Exercise description: Rewrite the stretch of lines from the one containing "time-label: Mayo [1068, 481, 1098, 495]" through the end of the lines, swapping "price-tick-label" for "axis-value-label" and keeping everything else identical. Return only those lines.

= = =

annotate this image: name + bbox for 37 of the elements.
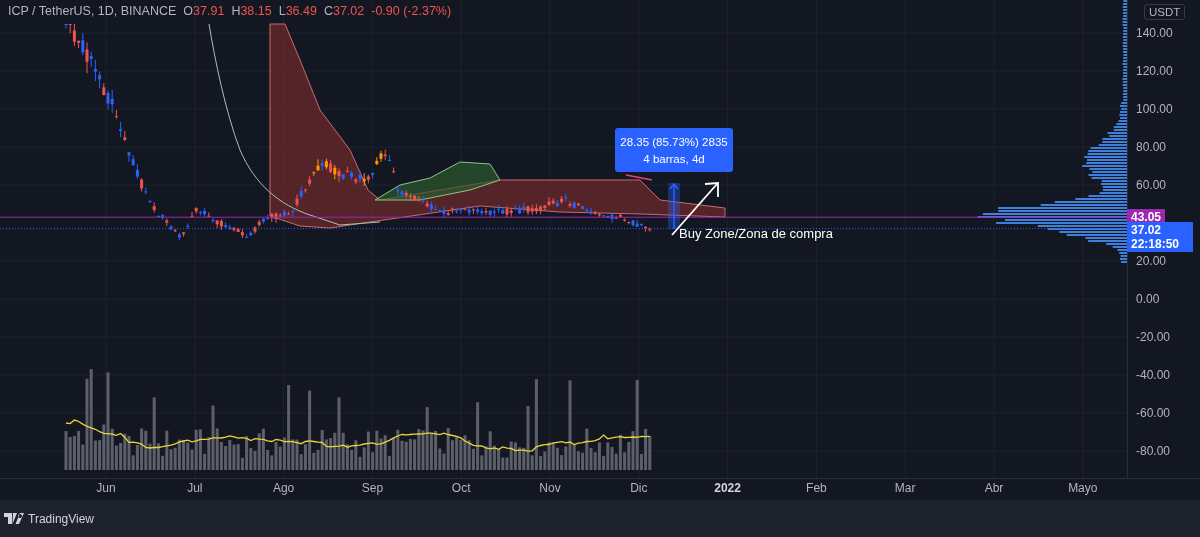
time-label: Mayo [1068, 481, 1098, 495]
price-tick-label: 20.00 [1136, 254, 1167, 268]
price-tick-label: 0.00 [1136, 292, 1160, 306]
price-tick-label: 140.00 [1136, 26, 1173, 40]
time-label: Abr [984, 481, 1004, 495]
measure-text: 4 barras, 4d [643, 152, 705, 165]
price-tick-label: 100.00 [1136, 102, 1173, 116]
annotation-text: Buy Zone/Zona de compra [679, 226, 833, 241]
price-tick-label: -20.00 [1136, 330, 1171, 344]
price-tick-label: -60.00 [1136, 406, 1171, 420]
time-label: Oct [451, 481, 471, 495]
time-label: Sep [361, 481, 384, 495]
price-tick-label: 80.00 [1136, 140, 1167, 154]
countdown-timer: 22:18:50 [1131, 236, 1181, 251]
time-label: Jul [187, 481, 203, 495]
time-label: Dic [630, 481, 648, 495]
ohlc-value: L36.49 [278, 4, 317, 18]
price-tick-label: -40.00 [1136, 368, 1171, 382]
ohlc-value: O37.91 [183, 4, 225, 18]
measure-text: 28.35 (85.73%) 2835 [620, 135, 728, 148]
currency-label[interactable]: USDT [1144, 4, 1186, 20]
symbol-title[interactable]: ICP / TetherUS, 1D, BINANCE [8, 4, 177, 18]
time-label: Jun [96, 481, 116, 495]
brand-name[interactable]: TradingView [28, 511, 95, 526]
time-label: Nov [539, 481, 561, 495]
ohlc-value: H38.15 [231, 4, 272, 18]
marker-price: 37.02 [1131, 222, 1163, 237]
price-tick-label: 60.00 [1136, 178, 1167, 192]
time-label: 2022 [714, 481, 741, 495]
ohlc-value: C37.02 [323, 4, 365, 18]
price-tick-label: 120.00 [1136, 64, 1173, 78]
marker-price: 43.05 [1131, 210, 1162, 225]
price-tick-label: -80.00 [1136, 444, 1171, 458]
change-value: -0.90 (-2.37%) [371, 4, 452, 18]
time-label: Mar [894, 481, 916, 495]
time-label: Feb [806, 481, 827, 495]
time-label: Ago [272, 481, 295, 495]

= = =

Response below:
time-label: Mayo [1068, 481, 1098, 495]
axis-value-label: 20.00 [1136, 254, 1167, 268]
axis-value-label: 0.00 [1136, 292, 1160, 306]
axis-value-label: 140.00 [1136, 26, 1173, 40]
time-label: Abr [984, 481, 1004, 495]
measure-text: 4 barras, 4d [643, 152, 705, 165]
axis-value-label: 100.00 [1136, 102, 1173, 116]
annotation-text: Buy Zone/Zona de compra [679, 226, 833, 241]
axis-value-label: -20.00 [1136, 330, 1171, 344]
axis-value-label: -60.00 [1136, 406, 1171, 420]
time-label: Oct [451, 481, 471, 495]
time-label: Sep [361, 481, 384, 495]
axis-value-label: 80.00 [1136, 140, 1167, 154]
countdown-timer: 22:18:50 [1131, 236, 1181, 251]
time-label: Jul [187, 481, 203, 495]
time-label: Dic [630, 481, 648, 495]
ohlc-value: L36.49 [278, 4, 317, 18]
axis-value-label: -40.00 [1136, 368, 1171, 382]
ohlc-value: O37.91 [183, 4, 225, 18]
measure-text: 28.35 (85.73%) 2835 [620, 135, 728, 148]
currency-label[interactable]: USDT [1144, 4, 1186, 20]
symbol-title[interactable]: ICP / TetherUS, 1D, BINANCE [8, 4, 177, 18]
time-label: Jun [96, 481, 116, 495]
brand-name[interactable]: TradingView [28, 511, 95, 526]
time-label: Nov [539, 481, 561, 495]
ohlc-value: H38.15 [231, 4, 272, 18]
marker-price: 37.02 [1131, 222, 1163, 237]
axis-value-label: 60.00 [1136, 178, 1167, 192]
time-label: 2022 [714, 481, 741, 495]
ohlc-value: C37.02 [323, 4, 365, 18]
axis-value-label: 120.00 [1136, 64, 1173, 78]
marker-price: 43.05 [1131, 210, 1162, 225]
axis-value-label: -80.00 [1136, 444, 1171, 458]
change-value: -0.90 (-2.37%) [371, 4, 452, 18]
time-label: Mar [894, 481, 916, 495]
time-label: Feb [806, 481, 827, 495]
time-label: Ago [272, 481, 295, 495]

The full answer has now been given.